(Dataset items)
— BEGIN —

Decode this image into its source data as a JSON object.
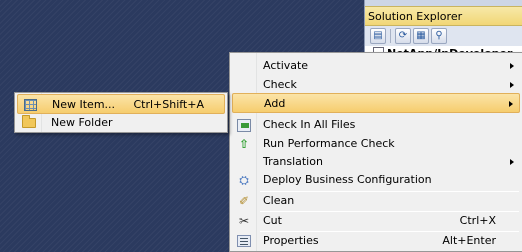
{
  "solution_explorer": {
    "title": "Solution Explorer",
    "toolbar_icons": [
      "properties-icon",
      "refresh-icon",
      "show-all-files-icon",
      "search-icon"
    ],
    "tree_root_label": "NetApp/InDeveloper"
  },
  "context_menu": {
    "items": [
      {
        "label": "Activate",
        "icon": "none",
        "has_submenu": true
      },
      {
        "label": "Check",
        "icon": "none",
        "has_submenu": true
      },
      {
        "label": "Add",
        "icon": "none",
        "has_submenu": true,
        "highlighted": true
      },
      {
        "label": "Check In All Files",
        "icon": "check-in-icon"
      },
      {
        "label": "Run Performance Check",
        "icon": "green-arrow-icon"
      },
      {
        "label": "Translation",
        "icon": "none",
        "has_submenu": true
      },
      {
        "label": "Deploy Business Configuration",
        "icon": "deploy-icon"
      },
      {
        "label": "Clean",
        "icon": "broom-icon"
      },
      {
        "label": "Cut",
        "icon": "scissors-icon",
        "shortcut": "Ctrl+X"
      },
      {
        "label": "Properties",
        "icon": "properties-icon",
        "shortcut": "Alt+Enter"
      }
    ]
  },
  "add_submenu": {
    "items": [
      {
        "label": "New Item...",
        "shortcut": "Ctrl+Shift+A",
        "icon": "new-item-icon"
      },
      {
        "label": "New Folder",
        "icon": "folder-icon"
      }
    ]
  },
  "colors": {
    "ide_background": "#2b3a5f",
    "highlight": "#f6cd6e",
    "solution_title_bar": "#f1d676",
    "menu_background": "#f0f0f0"
  }
}
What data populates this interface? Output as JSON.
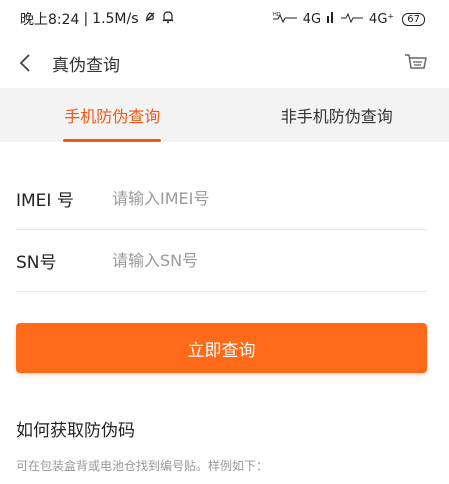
{
  "status_bar": {
    "time": "晚上8:24",
    "network_speed": "1.5M/s",
    "signal_1": "4G",
    "signal_2": "4G⁺",
    "battery": "67"
  },
  "nav": {
    "title": "真伪查询",
    "back_icon": "chevron-left-icon",
    "cart_icon": "cart-icon"
  },
  "tabs": [
    {
      "label": "手机防伪查询",
      "active": true
    },
    {
      "label": "非手机防伪查询",
      "active": false
    }
  ],
  "form": {
    "imei": {
      "label": "IMEI 号",
      "placeholder": "请输入IMEI号",
      "value": ""
    },
    "sn": {
      "label": "SN号",
      "placeholder": "请输入SN号",
      "value": ""
    }
  },
  "submit_label": "立即查询",
  "help": {
    "title": "如何获取防伪码",
    "description": "可在包装盒背或电池仓找到编号贴。样例如下："
  },
  "colors": {
    "accent": "#f05a19",
    "button": "#ff6a1a",
    "tab_bg": "#f3f3f3"
  }
}
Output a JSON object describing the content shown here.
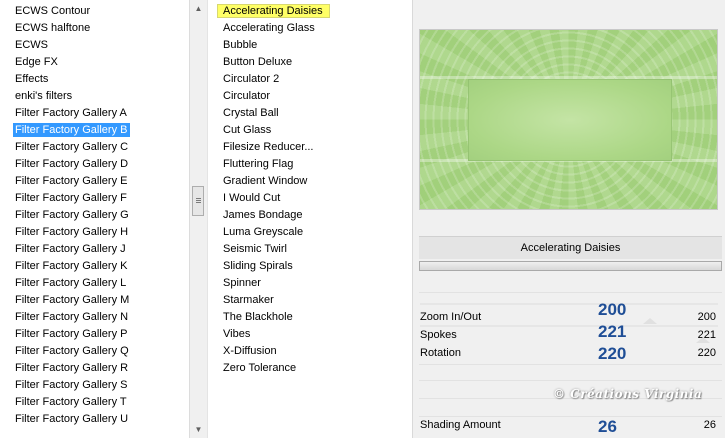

— END —

§ **Short problem**: Using the records above, select and copy every line that has the word "shortcut".

§ **Expected answer**:
        "shortcut": "Ctrl+X"
        "shortcut": "Alt+Enter"
        "shortcut": "Ctrl+Shift+A",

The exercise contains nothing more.